Cosa fare
1/ Ricopia parola per parola la parte dell'articolo sul sit-in degli OSS compresa tra "Sulla vicenda è" e "esce fortemente penalizzata.", estremi inclusi.
2/ Prosegui l'articolo sulla protesta degli OSS dell'Asl Bat dal punto in cui finisce.

Si è tenuto ieri 1 febbraio il sit-in degli operatori socio sanitari Asl Bat (ne avevamo già parlato qui), presso la sede della Direzione generale di Andria. Questi ultimi sono stati licenziati in piena pandemia, costretti a lasciare in difficoltà diversi reparti ospedalieri.
A nulla è servita la protesta in quanto il Direttore Generale Alessandro delle Donne si è rifiutato di avere un confronto con i lavoratori.
Sulla vicenda è intervenuto anche l’Opi Bat:
«Apprendiamo, con sorpresa e preoccupazione, la decisione della Direzione Strategica di non provvedere al rinnovo degli OSS in scadenza nella giornata di oggi. Apprendiamo che, sull’intero territorio regionale, l’atteggiamento delle singole direzioni appare disomogeneo sull’argomento e la BAT ne esce fortemente penalizzata.

Dati di partenza
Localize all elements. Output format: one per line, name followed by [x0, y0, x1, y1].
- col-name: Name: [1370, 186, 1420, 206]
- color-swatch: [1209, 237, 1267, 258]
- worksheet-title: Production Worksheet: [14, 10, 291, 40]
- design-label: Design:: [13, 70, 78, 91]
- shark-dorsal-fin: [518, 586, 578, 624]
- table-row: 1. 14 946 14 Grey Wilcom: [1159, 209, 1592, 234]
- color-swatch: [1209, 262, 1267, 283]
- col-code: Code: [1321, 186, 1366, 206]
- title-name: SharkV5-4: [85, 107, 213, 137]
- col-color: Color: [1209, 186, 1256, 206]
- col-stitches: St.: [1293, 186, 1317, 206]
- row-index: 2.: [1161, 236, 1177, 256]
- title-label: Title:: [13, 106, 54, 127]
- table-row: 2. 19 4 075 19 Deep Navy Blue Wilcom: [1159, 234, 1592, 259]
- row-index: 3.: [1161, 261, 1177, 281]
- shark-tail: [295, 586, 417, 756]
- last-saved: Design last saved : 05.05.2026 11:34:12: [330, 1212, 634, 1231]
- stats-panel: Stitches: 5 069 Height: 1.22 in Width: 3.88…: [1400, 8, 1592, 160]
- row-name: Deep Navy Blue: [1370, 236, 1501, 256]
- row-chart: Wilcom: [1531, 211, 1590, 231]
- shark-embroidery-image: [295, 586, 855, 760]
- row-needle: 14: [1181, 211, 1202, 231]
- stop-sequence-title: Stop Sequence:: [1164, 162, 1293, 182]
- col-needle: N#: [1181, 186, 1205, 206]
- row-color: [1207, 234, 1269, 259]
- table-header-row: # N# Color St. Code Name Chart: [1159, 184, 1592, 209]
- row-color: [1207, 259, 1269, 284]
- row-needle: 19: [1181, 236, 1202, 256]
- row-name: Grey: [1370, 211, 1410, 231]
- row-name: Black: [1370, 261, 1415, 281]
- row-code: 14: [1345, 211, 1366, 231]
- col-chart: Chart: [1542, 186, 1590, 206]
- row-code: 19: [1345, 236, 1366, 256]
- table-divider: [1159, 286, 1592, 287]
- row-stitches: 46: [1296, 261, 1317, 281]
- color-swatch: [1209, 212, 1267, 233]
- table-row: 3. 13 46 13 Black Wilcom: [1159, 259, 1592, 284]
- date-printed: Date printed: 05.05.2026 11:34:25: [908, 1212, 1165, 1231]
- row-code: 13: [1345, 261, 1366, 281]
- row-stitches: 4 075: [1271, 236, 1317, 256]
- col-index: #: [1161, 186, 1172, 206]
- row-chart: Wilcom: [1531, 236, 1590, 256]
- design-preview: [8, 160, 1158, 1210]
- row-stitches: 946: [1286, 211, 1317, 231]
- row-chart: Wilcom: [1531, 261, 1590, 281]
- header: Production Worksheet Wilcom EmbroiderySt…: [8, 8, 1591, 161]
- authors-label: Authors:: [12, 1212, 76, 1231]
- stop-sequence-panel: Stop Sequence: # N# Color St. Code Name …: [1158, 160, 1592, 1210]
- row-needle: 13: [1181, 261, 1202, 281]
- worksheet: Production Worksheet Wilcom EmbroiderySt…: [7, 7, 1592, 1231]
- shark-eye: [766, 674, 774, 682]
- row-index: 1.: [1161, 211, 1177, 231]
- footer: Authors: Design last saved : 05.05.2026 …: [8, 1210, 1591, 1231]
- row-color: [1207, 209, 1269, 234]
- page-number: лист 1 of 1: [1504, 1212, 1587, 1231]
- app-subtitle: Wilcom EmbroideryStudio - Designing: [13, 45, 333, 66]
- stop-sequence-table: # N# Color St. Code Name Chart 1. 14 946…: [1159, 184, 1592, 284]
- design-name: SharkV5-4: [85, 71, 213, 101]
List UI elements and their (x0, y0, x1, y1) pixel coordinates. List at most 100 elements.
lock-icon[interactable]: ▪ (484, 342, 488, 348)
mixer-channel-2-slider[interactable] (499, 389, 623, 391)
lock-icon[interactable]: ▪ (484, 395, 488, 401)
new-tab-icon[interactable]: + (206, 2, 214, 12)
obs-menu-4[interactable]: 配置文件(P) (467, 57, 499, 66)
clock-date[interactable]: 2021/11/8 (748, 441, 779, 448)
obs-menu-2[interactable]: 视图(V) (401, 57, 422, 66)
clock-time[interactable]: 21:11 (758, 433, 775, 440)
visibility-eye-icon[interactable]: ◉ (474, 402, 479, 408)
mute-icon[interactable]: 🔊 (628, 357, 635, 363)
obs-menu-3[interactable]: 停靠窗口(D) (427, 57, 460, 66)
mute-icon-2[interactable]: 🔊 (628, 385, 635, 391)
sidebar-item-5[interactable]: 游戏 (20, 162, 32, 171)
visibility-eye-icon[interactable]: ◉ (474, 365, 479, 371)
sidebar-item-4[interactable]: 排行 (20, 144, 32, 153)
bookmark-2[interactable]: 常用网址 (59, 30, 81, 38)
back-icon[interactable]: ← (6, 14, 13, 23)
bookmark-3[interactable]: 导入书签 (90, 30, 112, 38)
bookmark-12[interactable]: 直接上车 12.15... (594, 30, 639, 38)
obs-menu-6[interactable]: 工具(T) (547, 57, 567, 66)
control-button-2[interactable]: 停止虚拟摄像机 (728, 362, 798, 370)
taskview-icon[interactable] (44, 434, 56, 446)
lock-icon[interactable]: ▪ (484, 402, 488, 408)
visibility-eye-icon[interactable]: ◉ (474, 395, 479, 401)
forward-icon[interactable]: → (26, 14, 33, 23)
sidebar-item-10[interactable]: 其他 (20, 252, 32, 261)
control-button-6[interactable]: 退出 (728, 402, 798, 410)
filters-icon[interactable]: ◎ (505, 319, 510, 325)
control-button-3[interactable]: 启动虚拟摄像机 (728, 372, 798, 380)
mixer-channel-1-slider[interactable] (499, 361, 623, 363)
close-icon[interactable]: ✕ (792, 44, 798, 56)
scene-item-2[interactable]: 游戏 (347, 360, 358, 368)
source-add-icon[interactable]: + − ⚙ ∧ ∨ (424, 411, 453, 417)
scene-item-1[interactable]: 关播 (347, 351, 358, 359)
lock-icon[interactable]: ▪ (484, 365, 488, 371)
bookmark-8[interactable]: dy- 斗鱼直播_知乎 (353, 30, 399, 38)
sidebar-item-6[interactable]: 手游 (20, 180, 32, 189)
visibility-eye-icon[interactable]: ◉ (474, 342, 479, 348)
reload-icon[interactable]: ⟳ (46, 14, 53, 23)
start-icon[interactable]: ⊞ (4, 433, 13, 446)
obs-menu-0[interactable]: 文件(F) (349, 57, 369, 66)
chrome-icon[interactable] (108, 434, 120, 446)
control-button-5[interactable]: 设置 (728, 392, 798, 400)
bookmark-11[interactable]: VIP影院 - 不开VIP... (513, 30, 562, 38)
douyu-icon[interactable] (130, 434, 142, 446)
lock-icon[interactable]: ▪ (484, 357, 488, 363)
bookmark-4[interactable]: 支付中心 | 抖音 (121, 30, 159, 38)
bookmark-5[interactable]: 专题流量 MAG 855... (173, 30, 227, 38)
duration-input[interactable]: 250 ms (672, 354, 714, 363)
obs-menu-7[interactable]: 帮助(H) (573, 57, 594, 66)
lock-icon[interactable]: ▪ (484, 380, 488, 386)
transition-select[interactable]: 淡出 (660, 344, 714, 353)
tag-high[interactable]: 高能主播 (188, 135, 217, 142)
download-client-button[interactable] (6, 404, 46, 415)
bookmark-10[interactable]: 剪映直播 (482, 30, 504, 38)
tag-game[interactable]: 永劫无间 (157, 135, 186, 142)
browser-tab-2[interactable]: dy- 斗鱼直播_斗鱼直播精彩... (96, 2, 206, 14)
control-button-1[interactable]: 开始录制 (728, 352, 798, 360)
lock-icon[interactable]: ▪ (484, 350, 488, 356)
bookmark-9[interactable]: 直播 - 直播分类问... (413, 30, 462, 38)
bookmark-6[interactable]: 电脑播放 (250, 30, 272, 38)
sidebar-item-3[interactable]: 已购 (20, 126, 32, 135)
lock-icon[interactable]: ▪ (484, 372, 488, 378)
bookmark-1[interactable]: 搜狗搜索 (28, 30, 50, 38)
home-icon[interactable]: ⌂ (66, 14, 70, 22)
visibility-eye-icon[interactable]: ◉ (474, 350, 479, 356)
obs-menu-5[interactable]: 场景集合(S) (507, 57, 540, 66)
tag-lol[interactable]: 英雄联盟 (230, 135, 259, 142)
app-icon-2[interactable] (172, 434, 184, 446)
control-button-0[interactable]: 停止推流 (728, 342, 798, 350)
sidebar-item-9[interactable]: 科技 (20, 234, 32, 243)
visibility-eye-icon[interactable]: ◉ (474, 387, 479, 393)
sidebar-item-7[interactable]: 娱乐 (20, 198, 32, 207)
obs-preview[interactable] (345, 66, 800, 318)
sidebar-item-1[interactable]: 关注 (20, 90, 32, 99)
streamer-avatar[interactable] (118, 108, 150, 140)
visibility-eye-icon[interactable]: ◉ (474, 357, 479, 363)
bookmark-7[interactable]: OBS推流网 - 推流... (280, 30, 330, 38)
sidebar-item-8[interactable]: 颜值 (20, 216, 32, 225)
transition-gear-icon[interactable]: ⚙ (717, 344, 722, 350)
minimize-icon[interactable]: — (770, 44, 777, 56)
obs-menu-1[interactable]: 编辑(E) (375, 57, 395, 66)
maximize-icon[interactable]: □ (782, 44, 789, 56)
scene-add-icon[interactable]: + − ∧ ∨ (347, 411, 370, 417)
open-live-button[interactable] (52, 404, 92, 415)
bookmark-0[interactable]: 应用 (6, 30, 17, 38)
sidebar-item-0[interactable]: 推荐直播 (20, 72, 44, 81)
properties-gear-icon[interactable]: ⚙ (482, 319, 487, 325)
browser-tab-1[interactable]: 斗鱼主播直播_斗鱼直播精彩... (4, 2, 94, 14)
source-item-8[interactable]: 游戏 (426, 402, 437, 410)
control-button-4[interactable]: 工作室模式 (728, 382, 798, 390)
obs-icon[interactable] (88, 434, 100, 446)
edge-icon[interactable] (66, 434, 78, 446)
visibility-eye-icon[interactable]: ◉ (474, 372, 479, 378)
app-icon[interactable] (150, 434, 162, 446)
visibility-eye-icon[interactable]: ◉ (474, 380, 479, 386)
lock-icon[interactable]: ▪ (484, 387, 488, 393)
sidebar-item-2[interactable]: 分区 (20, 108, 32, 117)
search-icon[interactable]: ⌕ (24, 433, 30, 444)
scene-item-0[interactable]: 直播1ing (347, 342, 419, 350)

Le risposte
1/
Sulla vicenda è intervenuto anche l’Opi Bat:
«Apprendiamo, con sorpresa e preoccupazione, la decisione della Direzione Strategica di non provvedere al rinnovo degli OSS in scadenza nella giornata di oggi. Apprendiamo che, sull’intero territorio regionale, l’atteggiamento delle singole direzioni appare disomogeneo sull’argomento e la BAT ne esce fortemente penalizzata.

2/
Questa scelta porterà ad un vuoto assistenziale, seppur temporaneo, diretto ai pazienti: ingiustificabile e pericoloso per la salute dei cittadini prima e dopo perché tutta la mole di lavoro che gli OSS hanno esercitato sino ad adesso graverà anche sull’assistenza infermieristica e sui carichi di lavoro nelle corsie, servizi ed ambulatori, con all’orizzonte lo spettro del demansionamento professionale.»
Ci auguriamo che la Asl possa rivedere la decisione presa, per poter garantire ai pazienti la giusta continuità e qualità assistenziale.